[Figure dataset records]
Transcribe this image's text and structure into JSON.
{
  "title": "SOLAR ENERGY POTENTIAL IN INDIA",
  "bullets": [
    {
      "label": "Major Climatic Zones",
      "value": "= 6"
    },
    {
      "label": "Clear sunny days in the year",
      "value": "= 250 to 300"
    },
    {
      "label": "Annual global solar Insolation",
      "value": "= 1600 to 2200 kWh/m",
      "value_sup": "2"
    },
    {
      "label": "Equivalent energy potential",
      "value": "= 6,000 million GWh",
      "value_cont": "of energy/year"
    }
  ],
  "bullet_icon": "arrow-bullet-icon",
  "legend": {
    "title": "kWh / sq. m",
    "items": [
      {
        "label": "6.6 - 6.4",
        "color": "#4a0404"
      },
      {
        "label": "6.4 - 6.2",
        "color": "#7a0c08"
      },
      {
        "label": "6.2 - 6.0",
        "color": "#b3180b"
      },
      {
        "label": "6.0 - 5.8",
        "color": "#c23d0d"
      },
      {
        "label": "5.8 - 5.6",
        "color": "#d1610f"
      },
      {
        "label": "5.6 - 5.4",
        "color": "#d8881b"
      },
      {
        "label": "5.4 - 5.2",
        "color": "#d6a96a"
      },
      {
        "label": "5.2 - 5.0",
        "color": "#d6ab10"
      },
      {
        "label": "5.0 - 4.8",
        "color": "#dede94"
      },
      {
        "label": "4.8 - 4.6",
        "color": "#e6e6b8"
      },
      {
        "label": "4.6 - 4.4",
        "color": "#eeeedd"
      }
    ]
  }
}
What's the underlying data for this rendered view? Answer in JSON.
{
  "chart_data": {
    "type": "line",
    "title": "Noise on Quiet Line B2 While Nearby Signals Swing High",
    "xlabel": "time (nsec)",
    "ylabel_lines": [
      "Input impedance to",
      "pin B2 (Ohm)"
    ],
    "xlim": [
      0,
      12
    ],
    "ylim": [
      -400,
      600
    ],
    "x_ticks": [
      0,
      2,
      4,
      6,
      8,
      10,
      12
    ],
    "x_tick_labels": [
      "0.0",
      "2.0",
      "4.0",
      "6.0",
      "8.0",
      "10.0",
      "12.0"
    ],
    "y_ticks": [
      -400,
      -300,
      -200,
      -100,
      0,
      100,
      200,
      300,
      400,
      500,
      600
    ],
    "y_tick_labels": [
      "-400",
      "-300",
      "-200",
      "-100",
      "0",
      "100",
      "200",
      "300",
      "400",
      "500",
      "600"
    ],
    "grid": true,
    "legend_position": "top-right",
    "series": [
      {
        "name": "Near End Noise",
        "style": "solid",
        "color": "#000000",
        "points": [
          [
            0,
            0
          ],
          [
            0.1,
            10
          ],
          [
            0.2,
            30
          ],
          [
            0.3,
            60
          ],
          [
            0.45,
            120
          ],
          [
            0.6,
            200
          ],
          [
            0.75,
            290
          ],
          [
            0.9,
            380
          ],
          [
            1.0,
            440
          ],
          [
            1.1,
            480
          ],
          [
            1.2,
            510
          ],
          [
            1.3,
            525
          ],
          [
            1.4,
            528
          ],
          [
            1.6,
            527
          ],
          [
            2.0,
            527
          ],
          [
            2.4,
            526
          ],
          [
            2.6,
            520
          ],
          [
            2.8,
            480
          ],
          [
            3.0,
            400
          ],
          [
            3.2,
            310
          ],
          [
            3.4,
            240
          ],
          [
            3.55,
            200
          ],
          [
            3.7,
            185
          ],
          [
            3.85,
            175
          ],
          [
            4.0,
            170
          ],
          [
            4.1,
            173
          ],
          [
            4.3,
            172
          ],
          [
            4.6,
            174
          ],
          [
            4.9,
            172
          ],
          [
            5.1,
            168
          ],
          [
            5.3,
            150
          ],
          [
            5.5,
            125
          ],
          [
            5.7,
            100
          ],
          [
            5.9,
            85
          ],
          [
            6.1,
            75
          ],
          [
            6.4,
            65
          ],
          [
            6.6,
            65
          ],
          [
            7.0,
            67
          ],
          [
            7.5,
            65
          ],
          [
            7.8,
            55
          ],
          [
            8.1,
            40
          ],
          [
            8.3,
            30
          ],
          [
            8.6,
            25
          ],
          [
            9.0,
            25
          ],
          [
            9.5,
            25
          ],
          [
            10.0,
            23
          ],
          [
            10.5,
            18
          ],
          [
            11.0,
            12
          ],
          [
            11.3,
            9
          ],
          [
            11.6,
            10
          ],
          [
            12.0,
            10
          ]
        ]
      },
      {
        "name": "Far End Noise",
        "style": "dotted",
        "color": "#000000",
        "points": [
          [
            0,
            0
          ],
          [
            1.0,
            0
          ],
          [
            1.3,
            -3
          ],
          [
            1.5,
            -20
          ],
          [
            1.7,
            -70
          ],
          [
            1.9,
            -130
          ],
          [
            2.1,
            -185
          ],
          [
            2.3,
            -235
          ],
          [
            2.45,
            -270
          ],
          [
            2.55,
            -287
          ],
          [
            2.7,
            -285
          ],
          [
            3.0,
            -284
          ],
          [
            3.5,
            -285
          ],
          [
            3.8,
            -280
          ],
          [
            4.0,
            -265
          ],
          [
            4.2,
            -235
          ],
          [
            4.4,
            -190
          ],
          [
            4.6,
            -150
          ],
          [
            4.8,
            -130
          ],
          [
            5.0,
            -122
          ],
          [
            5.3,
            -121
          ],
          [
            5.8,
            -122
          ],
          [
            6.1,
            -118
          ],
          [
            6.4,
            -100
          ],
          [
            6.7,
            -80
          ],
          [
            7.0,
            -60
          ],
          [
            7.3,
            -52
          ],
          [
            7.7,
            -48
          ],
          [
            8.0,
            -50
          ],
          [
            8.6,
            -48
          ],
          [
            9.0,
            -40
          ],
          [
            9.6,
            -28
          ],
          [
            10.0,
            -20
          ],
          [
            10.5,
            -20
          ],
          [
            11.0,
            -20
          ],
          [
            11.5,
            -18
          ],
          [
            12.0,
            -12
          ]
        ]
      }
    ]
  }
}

| Direction |
Restate the listing in full, word for word.

| Result below |
Transcribe this image's text and structure into JSON.
{
  "title": "SOLAR ENERGY POTENTIAL IN INDIA",
  "bullets": [
    {
      "label": "Major Climatic Zones",
      "value": "= 6"
    },
    {
      "label": "Clear sunny days in the year",
      "value": "= 250 to 300"
    },
    {
      "label": "Annual global solar Insolation",
      "value": "= 1600 to 2200 kWh/m",
      "value_sup": "2"
    },
    {
      "label": "Equivalent energy potential",
      "value": "= 6,000 million GWh",
      "value_cont": "of energy/year"
    }
  ],
  "bullet_icon": "arrow-bullet-icon",
  "legend": {
    "title": "kWh / sq. m",
    "items": [
      {
        "label": "6.6 - 6.4",
        "color": "#4a0404"
      },
      {
        "label": "6.4 - 6.2",
        "color": "#7a0c08"
      },
      {
        "label": "6.2 - 6.0",
        "color": "#b3180b"
      },
      {
        "label": "6.0 - 5.8",
        "color": "#c23d0d"
      },
      {
        "label": "5.8 - 5.6",
        "color": "#d1610f"
      },
      {
        "label": "5.6 - 5.4",
        "color": "#d8881b"
      },
      {
        "label": "5.4 - 5.2",
        "color": "#d6a96a"
      },
      {
        "label": "5.2 - 5.0",
        "color": "#d6ab10"
      },
      {
        "label": "5.0 - 4.8",
        "color": "#dede94"
      },
      {
        "label": "4.8 - 4.6",
        "color": "#e6e6b8"
      },
      {
        "label": "4.6 - 4.4",
        "color": "#eeeedd"
      }
    ]
  }
}
What's the underlying data for this rendered view? Answer in JSON.
{
  "chart_data": {
    "type": "line",
    "title": "Noise on Quiet Line B2 While Nearby Signals Swing High",
    "xlabel": "time (nsec)",
    "ylabel_lines": [
      "Input impedance to",
      "pin B2 (Ohm)"
    ],
    "xlim": [
      0,
      12
    ],
    "ylim": [
      -400,
      600
    ],
    "x_ticks": [
      0,
      2,
      4,
      6,
      8,
      10,
      12
    ],
    "x_tick_labels": [
      "0.0",
      "2.0",
      "4.0",
      "6.0",
      "8.0",
      "10.0",
      "12.0"
    ],
    "y_ticks": [
      -400,
      -300,
      -200,
      -100,
      0,
      100,
      200,
      300,
      400,
      500,
      600
    ],
    "y_tick_labels": [
      "-400",
      "-300",
      "-200",
      "-100",
      "0",
      "100",
      "200",
      "300",
      "400",
      "500",
      "600"
    ],
    "grid": true,
    "legend_position": "top-right",
    "series": [
      {
        "name": "Near End Noise",
        "style": "solid",
        "color": "#000000",
        "points": [
          [
            0,
            0
          ],
          [
            0.1,
            10
          ],
          [
            0.2,
            30
          ],
          [
            0.3,
            60
          ],
          [
            0.45,
            120
          ],
          [
            0.6,
            200
          ],
          [
            0.75,
            290
          ],
          [
            0.9,
            380
          ],
          [
            1.0,
            440
          ],
          [
            1.1,
            480
          ],
          [
            1.2,
            510
          ],
          [
            1.3,
            525
          ],
          [
            1.4,
            528
          ],
          [
            1.6,
            527
          ],
          [
            2.0,
            527
          ],
          [
            2.4,
            526
          ],
          [
            2.6,
            520
          ],
          [
            2.8,
            480
          ],
          [
            3.0,
            400
          ],
          [
            3.2,
            310
          ],
          [
            3.4,
            240
          ],
          [
            3.55,
            200
          ],
          [
            3.7,
            185
          ],
          [
            3.85,
            175
          ],
          [
            4.0,
            170
          ],
          [
            4.1,
            173
          ],
          [
            4.3,
            172
          ],
          [
            4.6,
            174
          ],
          [
            4.9,
            172
          ],
          [
            5.1,
            168
          ],
          [
            5.3,
            150
          ],
          [
            5.5,
            125
          ],
          [
            5.7,
            100
          ],
          [
            5.9,
            85
          ],
          [
            6.1,
            75
          ],
          [
            6.4,
            65
          ],
          [
            6.6,
            65
          ],
          [
            7.0,
            67
          ],
          [
            7.5,
            65
          ],
          [
            7.8,
            55
          ],
          [
            8.1,
            40
          ],
          [
            8.3,
            30
          ],
          [
            8.6,
            25
          ],
          [
            9.0,
            25
          ],
          [
            9.5,
            25
          ],
          [
            10.0,
            23
          ],
          [
            10.5,
            18
          ],
          [
            11.0,
            12
          ],
          [
            11.3,
            9
          ],
          [
            11.6,
            10
          ],
          [
            12.0,
            10
          ]
        ]
      },
      {
        "name": "Far End Noise",
        "style": "dotted",
        "color": "#000000",
        "points": [
          [
            0,
            0
          ],
          [
            1.0,
            0
          ],
          [
            1.3,
            -3
          ],
          [
            1.5,
            -20
          ],
          [
            1.7,
            -70
          ],
          [
            1.9,
            -130
          ],
          [
            2.1,
            -185
          ],
          [
            2.3,
            -235
          ],
          [
            2.45,
            -270
          ],
          [
            2.55,
            -287
          ],
          [
            2.7,
            -285
          ],
          [
            3.0,
            -284
          ],
          [
            3.5,
            -285
          ],
          [
            3.8,
            -280
          ],
          [
            4.0,
            -265
          ],
          [
            4.2,
            -235
          ],
          [
            4.4,
            -190
          ],
          [
            4.6,
            -150
          ],
          [
            4.8,
            -130
          ],
          [
            5.0,
            -122
          ],
          [
            5.3,
            -121
          ],
          [
            5.8,
            -122
          ],
          [
            6.1,
            -118
          ],
          [
            6.4,
            -100
          ],
          [
            6.7,
            -80
          ],
          [
            7.0,
            -60
          ],
          [
            7.3,
            -52
          ],
          [
            7.7,
            -48
          ],
          [
            8.0,
            -50
          ],
          [
            8.6,
            -48
          ],
          [
            9.0,
            -40
          ],
          [
            9.6,
            -28
          ],
          [
            10.0,
            -20
          ],
          [
            10.5,
            -20
          ],
          [
            11.0,
            -20
          ],
          [
            11.5,
            -18
          ],
          [
            12.0,
            -12
          ]
        ]
      }
    ]
  }
}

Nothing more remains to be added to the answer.